-------- Recorded data --------
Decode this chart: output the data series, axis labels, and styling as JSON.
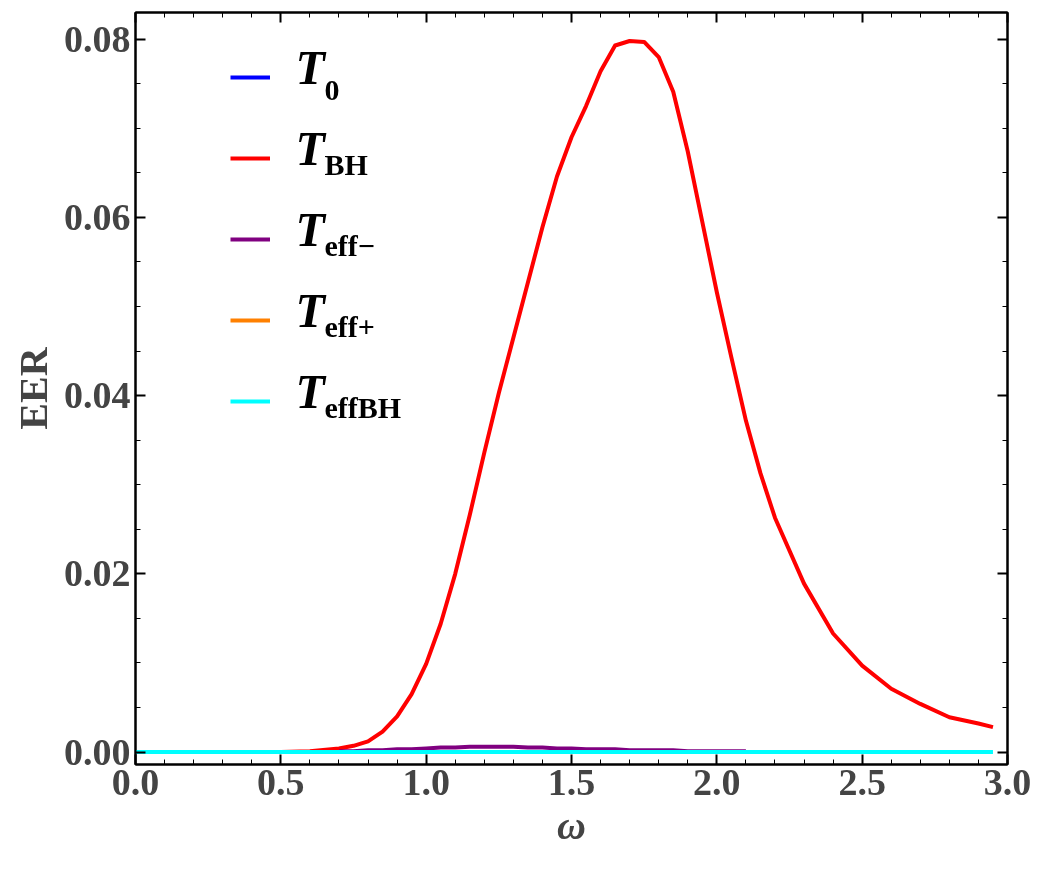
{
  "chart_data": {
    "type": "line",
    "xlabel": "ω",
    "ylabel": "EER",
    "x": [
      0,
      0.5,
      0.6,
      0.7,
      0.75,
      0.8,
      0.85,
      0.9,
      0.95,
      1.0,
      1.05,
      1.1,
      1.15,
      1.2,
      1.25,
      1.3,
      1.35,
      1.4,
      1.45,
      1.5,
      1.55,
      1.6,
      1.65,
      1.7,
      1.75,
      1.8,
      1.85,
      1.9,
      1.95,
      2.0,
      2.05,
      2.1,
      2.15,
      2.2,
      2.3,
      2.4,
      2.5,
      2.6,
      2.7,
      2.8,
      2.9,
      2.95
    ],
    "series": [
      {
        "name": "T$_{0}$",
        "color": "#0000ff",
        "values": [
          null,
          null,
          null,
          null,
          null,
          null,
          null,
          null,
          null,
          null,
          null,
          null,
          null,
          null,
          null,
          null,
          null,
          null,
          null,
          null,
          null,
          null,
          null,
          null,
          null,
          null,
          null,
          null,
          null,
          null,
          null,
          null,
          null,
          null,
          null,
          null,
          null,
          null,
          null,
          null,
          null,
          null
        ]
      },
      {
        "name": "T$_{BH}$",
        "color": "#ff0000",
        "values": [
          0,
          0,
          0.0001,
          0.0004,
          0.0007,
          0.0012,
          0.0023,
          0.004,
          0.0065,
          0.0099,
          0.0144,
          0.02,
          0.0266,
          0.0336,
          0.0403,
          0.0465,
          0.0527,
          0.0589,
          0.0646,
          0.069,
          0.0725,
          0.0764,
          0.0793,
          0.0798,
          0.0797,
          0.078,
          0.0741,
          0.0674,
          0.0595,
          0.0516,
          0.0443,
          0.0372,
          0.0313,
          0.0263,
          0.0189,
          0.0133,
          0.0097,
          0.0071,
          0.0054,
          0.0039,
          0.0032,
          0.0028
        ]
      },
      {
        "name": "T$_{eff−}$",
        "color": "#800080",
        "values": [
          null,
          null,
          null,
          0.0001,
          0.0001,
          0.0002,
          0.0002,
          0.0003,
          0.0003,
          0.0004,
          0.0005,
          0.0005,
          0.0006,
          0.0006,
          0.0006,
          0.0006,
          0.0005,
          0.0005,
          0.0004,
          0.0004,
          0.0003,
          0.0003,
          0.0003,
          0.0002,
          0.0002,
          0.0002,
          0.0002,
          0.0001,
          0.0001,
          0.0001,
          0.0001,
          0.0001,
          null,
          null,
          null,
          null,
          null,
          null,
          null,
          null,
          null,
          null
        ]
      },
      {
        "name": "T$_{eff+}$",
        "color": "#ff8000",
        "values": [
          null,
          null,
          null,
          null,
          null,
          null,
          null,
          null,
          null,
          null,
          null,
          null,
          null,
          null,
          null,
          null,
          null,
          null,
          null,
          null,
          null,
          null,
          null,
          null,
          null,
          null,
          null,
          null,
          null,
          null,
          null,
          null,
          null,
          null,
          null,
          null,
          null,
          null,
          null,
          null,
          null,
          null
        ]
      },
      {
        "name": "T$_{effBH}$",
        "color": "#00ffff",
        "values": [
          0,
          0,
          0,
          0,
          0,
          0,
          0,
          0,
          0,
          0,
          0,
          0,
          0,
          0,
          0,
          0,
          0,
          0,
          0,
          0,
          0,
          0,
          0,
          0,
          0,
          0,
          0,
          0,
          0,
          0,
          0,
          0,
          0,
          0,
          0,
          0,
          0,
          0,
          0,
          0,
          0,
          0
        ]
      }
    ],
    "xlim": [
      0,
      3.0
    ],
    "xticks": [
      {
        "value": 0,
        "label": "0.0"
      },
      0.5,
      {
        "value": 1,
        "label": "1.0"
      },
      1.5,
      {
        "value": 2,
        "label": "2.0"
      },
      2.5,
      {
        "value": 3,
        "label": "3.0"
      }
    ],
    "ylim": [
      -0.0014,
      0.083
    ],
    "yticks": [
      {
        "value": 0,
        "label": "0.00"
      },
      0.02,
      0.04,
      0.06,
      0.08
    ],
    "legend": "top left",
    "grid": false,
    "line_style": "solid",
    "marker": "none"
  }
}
--------
-------- Recorded data --------
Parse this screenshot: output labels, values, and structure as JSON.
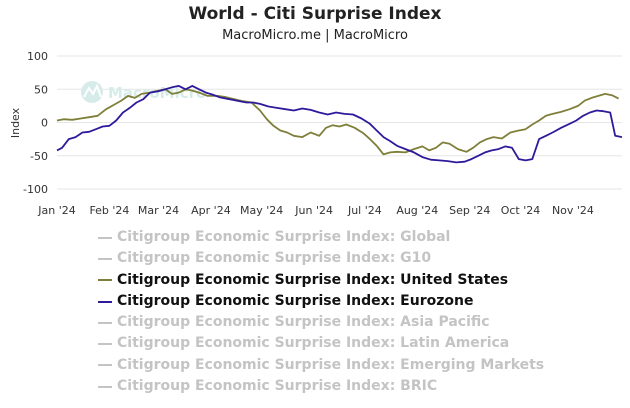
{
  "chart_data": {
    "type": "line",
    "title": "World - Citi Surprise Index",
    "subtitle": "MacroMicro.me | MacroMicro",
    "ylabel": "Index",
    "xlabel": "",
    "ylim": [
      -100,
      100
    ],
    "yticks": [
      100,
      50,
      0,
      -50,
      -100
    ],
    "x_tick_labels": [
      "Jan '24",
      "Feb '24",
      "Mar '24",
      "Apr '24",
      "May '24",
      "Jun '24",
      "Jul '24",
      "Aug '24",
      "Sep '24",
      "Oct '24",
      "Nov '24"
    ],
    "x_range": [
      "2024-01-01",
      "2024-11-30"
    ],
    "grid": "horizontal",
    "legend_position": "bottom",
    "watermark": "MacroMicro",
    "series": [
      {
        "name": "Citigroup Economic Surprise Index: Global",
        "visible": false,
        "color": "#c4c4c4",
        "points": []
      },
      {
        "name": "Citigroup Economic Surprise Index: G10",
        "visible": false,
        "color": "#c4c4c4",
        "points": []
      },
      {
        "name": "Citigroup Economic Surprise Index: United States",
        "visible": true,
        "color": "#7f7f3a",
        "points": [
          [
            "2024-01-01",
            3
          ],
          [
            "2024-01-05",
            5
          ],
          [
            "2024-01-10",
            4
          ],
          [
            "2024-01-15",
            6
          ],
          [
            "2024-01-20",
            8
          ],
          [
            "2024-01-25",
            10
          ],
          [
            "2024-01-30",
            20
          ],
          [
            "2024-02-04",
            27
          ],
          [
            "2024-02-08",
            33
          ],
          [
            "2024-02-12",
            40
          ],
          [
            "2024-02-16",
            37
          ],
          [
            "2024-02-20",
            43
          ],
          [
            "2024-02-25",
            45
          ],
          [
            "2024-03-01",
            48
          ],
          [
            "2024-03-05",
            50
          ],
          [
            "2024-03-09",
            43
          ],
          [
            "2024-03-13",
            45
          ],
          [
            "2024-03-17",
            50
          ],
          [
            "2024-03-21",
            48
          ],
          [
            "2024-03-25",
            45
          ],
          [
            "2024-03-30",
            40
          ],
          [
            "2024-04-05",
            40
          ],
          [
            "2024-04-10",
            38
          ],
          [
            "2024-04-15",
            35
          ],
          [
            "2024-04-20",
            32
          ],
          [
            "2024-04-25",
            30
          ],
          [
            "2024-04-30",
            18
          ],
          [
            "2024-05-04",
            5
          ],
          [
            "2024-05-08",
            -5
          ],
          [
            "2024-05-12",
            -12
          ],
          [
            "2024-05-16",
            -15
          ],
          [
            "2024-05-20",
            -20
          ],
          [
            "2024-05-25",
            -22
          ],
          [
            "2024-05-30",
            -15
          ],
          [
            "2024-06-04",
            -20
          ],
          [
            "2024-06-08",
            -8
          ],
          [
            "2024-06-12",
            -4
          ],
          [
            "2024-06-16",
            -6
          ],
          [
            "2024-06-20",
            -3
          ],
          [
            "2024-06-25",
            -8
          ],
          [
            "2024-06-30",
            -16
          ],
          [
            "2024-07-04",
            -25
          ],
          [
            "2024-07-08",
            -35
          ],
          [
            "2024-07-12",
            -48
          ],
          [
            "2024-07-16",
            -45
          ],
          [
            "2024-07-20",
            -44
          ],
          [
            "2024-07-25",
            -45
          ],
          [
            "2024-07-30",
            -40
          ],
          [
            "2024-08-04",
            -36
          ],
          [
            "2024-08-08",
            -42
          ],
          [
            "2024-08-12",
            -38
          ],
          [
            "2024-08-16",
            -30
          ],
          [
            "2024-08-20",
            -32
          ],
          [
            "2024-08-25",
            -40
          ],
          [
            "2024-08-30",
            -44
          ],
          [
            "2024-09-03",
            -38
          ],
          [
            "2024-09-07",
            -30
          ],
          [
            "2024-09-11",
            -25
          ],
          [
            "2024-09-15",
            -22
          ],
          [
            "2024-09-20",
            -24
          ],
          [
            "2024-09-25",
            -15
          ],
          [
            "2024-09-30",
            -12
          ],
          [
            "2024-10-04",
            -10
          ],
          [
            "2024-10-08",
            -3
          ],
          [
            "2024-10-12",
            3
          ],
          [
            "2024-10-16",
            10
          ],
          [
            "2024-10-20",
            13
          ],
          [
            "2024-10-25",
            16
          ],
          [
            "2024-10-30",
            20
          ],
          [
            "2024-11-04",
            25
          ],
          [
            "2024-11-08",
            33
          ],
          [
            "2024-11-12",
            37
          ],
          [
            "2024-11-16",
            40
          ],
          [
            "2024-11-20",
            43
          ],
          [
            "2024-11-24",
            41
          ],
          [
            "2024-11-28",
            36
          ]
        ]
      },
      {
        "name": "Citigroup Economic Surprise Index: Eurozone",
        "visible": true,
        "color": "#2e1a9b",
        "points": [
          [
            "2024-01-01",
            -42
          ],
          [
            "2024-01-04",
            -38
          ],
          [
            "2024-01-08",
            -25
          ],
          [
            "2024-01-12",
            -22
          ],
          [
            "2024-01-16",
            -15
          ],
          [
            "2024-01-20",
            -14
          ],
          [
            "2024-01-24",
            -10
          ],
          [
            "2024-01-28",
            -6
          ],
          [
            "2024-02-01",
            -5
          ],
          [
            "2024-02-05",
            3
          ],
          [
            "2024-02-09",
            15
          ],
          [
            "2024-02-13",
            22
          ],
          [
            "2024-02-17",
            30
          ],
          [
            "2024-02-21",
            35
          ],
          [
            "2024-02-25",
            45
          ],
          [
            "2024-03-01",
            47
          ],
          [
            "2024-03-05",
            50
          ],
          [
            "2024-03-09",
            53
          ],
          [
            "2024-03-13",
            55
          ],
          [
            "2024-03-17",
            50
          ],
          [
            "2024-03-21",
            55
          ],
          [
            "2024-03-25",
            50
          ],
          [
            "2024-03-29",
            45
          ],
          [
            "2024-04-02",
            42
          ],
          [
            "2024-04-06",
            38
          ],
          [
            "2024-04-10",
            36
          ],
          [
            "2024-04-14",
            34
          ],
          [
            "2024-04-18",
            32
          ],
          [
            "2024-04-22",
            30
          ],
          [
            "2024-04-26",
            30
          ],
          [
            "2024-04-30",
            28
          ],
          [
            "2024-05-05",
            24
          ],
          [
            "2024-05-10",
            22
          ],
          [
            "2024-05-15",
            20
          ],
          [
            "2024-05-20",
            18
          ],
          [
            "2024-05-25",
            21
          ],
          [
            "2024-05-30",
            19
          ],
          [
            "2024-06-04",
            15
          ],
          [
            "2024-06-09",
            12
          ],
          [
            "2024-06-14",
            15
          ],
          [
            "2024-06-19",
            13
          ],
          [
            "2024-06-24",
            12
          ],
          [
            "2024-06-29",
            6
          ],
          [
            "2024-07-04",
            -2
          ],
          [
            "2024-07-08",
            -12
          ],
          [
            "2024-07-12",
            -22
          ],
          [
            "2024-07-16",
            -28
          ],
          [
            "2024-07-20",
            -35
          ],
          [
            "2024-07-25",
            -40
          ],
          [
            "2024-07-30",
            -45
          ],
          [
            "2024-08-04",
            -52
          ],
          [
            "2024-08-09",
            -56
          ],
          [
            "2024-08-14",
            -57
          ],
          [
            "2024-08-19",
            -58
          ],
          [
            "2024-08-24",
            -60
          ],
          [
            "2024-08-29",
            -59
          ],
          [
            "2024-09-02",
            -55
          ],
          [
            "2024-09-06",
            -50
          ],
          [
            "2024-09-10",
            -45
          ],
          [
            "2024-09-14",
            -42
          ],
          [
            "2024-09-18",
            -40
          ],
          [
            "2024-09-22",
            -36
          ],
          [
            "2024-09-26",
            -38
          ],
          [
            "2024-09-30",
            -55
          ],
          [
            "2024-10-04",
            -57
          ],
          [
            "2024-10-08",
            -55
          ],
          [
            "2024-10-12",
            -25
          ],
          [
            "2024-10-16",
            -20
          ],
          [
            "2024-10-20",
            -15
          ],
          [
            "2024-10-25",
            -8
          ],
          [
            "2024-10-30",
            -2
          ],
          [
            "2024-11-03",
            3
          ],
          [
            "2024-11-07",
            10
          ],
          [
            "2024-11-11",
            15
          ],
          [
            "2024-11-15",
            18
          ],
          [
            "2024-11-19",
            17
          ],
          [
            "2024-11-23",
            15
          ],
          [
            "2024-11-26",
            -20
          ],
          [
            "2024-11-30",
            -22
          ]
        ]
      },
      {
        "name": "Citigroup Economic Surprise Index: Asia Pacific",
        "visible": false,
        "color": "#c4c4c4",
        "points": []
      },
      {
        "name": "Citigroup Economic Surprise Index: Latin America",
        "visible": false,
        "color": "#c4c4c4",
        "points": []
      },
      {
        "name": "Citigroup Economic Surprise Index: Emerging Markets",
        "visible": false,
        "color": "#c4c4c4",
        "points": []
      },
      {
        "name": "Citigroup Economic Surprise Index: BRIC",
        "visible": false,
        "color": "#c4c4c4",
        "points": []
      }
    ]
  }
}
--------
### [Brief]
Copy each line above containing the string "output".

### [Answer to the task]
Decode this chart: output the data series, axis labels, and styling as JSON.
Parse this screenshot: output labels, values, and structure as JSON.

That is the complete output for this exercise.